## What you are asked to do:
Narrow the data below down to the lines containing "title".

## START

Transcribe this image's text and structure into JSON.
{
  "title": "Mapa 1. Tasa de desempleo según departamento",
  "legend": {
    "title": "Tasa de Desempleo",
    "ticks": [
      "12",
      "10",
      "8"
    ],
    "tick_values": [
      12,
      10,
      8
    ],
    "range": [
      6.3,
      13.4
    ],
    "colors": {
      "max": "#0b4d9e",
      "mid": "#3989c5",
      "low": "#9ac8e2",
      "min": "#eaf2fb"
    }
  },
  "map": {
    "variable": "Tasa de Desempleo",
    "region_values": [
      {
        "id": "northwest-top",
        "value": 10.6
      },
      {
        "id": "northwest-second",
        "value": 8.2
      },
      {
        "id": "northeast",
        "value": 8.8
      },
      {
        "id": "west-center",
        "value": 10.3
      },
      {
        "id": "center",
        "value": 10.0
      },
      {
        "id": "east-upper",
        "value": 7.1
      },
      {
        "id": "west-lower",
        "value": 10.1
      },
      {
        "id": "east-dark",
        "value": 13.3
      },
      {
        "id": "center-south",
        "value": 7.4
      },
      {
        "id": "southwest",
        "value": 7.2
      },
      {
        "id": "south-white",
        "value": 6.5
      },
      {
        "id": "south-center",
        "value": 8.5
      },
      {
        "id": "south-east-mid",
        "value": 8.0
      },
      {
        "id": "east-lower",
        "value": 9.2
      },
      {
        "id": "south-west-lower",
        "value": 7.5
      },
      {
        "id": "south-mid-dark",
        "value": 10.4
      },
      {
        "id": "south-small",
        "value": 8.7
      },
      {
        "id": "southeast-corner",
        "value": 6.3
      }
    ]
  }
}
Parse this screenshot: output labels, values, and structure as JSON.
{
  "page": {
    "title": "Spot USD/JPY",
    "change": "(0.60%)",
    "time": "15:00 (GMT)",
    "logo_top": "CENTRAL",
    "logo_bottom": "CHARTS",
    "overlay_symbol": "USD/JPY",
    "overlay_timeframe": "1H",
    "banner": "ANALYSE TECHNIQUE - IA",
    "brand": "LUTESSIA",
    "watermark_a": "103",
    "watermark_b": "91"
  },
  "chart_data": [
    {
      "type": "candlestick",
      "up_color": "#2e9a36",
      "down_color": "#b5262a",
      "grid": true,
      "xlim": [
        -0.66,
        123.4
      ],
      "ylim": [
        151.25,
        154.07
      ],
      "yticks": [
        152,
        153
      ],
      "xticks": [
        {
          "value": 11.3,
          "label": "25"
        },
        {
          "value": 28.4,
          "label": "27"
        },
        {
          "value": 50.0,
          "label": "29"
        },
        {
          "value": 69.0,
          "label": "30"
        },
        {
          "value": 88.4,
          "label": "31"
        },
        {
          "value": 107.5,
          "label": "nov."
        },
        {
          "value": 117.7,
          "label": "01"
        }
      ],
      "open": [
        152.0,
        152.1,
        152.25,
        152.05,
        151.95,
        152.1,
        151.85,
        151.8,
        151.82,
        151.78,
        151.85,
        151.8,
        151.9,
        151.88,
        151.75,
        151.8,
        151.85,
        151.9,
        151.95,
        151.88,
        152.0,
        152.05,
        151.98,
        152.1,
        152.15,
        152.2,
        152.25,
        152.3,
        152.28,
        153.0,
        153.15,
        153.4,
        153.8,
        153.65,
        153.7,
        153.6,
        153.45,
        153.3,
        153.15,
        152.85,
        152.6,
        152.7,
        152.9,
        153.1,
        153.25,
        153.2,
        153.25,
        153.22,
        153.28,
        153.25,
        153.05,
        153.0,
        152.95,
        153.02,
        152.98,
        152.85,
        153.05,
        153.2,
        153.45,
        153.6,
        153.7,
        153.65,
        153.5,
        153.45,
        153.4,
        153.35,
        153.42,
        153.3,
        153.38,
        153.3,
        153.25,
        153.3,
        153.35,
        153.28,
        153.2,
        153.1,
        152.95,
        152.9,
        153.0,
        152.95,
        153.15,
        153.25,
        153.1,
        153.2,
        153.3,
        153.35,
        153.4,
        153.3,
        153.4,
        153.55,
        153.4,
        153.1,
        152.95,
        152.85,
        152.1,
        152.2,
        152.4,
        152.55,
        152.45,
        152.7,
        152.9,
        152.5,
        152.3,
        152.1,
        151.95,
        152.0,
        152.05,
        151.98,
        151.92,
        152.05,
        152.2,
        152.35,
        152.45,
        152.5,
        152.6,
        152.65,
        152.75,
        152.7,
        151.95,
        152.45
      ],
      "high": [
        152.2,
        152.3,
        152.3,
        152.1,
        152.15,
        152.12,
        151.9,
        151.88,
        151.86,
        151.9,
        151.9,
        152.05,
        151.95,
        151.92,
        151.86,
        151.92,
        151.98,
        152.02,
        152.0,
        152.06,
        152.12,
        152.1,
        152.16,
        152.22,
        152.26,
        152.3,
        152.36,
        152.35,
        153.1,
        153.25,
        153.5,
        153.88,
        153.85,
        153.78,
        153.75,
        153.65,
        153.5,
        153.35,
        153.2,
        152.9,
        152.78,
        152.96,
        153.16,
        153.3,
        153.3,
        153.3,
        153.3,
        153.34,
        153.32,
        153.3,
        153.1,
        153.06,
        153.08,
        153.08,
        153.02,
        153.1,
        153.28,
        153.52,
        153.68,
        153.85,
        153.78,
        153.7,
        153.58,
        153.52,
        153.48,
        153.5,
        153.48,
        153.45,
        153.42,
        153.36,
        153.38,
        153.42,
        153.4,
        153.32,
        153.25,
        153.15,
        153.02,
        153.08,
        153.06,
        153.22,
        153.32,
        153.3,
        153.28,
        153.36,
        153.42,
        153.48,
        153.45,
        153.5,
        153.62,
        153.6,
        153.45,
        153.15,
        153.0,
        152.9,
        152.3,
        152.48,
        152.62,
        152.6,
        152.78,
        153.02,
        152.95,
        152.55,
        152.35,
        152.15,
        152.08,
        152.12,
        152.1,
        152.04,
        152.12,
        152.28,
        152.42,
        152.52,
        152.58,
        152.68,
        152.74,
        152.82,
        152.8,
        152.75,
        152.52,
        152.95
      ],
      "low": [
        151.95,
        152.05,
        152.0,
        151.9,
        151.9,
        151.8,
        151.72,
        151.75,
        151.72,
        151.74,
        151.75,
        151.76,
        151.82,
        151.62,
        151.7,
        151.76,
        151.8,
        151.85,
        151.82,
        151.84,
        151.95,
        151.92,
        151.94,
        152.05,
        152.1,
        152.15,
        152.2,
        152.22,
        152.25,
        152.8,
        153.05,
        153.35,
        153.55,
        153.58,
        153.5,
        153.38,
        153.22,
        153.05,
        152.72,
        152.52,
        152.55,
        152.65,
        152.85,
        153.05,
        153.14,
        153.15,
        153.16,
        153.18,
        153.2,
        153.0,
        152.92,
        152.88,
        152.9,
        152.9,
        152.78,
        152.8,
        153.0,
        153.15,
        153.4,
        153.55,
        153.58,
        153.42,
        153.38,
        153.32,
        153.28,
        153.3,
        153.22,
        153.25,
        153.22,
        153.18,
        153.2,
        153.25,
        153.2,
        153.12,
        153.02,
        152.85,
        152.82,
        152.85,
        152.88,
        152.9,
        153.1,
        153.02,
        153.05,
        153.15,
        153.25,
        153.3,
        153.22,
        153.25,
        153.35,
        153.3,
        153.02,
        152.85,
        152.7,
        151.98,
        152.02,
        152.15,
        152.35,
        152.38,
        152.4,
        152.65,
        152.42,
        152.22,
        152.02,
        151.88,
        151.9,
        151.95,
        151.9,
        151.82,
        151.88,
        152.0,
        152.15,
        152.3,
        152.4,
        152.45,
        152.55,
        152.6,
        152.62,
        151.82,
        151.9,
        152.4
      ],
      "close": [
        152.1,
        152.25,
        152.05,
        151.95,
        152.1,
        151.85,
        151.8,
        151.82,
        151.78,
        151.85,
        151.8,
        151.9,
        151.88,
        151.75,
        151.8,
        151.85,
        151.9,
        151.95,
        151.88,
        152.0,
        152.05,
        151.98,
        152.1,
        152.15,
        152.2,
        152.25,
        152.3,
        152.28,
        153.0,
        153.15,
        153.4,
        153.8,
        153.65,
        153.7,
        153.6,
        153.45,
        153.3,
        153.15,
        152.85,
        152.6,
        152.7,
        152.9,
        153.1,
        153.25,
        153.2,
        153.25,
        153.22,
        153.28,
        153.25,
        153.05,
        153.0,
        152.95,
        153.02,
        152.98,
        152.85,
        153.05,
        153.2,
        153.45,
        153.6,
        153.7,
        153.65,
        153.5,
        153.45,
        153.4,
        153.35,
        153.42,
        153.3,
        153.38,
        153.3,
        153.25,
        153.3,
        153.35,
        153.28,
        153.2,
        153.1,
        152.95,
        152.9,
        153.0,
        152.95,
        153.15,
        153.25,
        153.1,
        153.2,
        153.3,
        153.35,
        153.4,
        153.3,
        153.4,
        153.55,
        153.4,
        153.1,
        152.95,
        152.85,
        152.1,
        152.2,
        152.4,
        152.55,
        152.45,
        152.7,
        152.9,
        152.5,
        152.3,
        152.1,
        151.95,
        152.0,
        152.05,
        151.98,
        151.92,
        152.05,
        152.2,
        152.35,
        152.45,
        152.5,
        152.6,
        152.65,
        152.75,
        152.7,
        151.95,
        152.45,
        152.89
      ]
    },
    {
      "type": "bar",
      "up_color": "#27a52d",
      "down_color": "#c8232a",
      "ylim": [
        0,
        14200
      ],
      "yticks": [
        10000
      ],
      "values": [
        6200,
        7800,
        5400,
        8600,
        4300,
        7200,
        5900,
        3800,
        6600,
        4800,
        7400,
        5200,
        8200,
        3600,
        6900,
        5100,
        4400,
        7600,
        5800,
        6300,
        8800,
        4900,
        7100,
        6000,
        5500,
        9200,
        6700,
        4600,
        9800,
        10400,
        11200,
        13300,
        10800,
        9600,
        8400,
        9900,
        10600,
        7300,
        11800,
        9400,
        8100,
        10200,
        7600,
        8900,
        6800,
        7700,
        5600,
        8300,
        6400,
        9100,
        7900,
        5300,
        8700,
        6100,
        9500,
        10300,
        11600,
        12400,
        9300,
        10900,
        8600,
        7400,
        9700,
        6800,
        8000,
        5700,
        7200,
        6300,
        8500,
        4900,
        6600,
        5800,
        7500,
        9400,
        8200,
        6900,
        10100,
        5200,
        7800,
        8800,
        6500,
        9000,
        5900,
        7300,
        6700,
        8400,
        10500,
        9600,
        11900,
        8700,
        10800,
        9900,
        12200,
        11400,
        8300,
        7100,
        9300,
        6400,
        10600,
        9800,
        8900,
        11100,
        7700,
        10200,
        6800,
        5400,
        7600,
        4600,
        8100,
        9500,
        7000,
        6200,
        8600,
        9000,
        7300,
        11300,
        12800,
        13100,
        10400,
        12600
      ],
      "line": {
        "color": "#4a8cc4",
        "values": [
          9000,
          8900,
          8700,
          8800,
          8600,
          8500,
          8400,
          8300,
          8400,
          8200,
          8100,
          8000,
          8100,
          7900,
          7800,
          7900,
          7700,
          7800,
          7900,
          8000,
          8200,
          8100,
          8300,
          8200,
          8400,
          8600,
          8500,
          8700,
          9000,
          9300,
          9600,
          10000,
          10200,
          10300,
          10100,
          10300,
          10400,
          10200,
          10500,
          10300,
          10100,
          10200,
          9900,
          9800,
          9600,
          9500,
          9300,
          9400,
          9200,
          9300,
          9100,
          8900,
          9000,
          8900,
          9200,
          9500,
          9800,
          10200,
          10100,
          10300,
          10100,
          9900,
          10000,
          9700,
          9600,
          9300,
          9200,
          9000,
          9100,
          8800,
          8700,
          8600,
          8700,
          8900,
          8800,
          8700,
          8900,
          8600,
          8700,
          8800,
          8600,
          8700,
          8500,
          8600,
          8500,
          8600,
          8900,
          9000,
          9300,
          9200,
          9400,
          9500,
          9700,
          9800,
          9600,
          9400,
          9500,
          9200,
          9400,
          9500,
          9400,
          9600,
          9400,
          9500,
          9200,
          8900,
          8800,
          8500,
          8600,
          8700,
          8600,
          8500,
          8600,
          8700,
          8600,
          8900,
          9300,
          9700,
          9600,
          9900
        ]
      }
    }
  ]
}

## END

## Exercise output:
  "title": "Mapa 1. Tasa de desempleo según departamento",
    "title": "Tasa de Desempleo",
    "title": "Spot USD/JPY",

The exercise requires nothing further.